• **GIVEN EXERCISE**: Tally the lines that include the word "месту" and reply with nothing but the total.

• **EXERCISE MATERIAL**:
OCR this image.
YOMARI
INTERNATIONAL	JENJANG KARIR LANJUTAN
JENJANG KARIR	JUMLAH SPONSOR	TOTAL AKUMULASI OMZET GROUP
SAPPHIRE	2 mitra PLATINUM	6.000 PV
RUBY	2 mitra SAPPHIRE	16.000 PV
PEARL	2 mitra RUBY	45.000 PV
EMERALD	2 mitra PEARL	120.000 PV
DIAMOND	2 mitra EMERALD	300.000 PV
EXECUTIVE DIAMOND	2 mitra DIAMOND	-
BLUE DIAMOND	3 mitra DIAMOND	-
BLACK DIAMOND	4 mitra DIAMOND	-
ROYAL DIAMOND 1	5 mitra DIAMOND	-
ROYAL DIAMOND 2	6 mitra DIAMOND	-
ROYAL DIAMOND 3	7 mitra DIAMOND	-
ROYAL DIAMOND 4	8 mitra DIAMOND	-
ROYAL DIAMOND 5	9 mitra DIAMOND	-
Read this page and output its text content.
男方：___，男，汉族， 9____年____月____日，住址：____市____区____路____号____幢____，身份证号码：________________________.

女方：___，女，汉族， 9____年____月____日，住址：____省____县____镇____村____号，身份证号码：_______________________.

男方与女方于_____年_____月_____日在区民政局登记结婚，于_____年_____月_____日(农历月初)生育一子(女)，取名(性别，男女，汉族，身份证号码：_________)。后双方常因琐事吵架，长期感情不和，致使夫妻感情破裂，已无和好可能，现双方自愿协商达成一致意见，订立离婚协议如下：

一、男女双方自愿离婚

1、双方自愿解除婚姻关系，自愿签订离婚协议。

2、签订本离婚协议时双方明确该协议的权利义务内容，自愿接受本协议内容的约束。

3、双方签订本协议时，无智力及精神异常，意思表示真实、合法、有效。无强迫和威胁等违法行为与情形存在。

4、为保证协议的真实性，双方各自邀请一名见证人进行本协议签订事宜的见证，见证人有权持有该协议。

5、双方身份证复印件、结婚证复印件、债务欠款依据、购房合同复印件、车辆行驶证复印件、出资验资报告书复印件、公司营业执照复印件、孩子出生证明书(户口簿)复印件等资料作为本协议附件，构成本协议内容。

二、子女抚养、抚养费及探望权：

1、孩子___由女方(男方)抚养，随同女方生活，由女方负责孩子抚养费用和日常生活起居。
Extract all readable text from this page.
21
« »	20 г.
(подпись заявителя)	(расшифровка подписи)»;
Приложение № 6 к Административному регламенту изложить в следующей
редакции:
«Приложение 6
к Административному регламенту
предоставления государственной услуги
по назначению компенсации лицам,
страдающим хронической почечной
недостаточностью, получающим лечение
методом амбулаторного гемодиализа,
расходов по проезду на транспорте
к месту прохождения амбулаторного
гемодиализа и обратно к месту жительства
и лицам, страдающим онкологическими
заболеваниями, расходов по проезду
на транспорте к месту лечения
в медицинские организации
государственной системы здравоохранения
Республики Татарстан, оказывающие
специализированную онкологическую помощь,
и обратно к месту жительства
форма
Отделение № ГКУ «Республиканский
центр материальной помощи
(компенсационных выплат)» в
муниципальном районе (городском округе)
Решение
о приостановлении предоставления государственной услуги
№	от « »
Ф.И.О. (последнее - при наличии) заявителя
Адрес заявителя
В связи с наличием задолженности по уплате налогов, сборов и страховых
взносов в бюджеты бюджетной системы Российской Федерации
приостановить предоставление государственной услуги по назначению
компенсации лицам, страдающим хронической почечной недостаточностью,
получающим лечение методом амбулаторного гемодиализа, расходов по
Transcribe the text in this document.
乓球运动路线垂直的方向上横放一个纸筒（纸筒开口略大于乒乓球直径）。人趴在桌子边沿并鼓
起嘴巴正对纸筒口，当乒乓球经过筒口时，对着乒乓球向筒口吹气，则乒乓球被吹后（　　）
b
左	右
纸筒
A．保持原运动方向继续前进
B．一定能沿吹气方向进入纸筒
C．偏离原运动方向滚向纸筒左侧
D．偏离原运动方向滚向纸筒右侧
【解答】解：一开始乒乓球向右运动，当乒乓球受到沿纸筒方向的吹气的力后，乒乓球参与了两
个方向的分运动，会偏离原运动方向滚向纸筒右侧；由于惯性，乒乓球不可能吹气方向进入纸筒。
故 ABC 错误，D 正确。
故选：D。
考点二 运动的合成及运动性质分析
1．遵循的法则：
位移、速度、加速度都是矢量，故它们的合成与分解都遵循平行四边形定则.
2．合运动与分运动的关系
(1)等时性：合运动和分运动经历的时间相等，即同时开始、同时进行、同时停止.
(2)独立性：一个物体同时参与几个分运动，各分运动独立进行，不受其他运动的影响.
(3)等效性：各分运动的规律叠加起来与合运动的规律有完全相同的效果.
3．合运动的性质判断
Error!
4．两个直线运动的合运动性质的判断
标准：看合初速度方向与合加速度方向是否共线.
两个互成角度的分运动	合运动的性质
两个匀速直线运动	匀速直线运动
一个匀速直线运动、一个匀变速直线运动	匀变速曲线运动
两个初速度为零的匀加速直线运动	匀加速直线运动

• **SOLUTION**: 4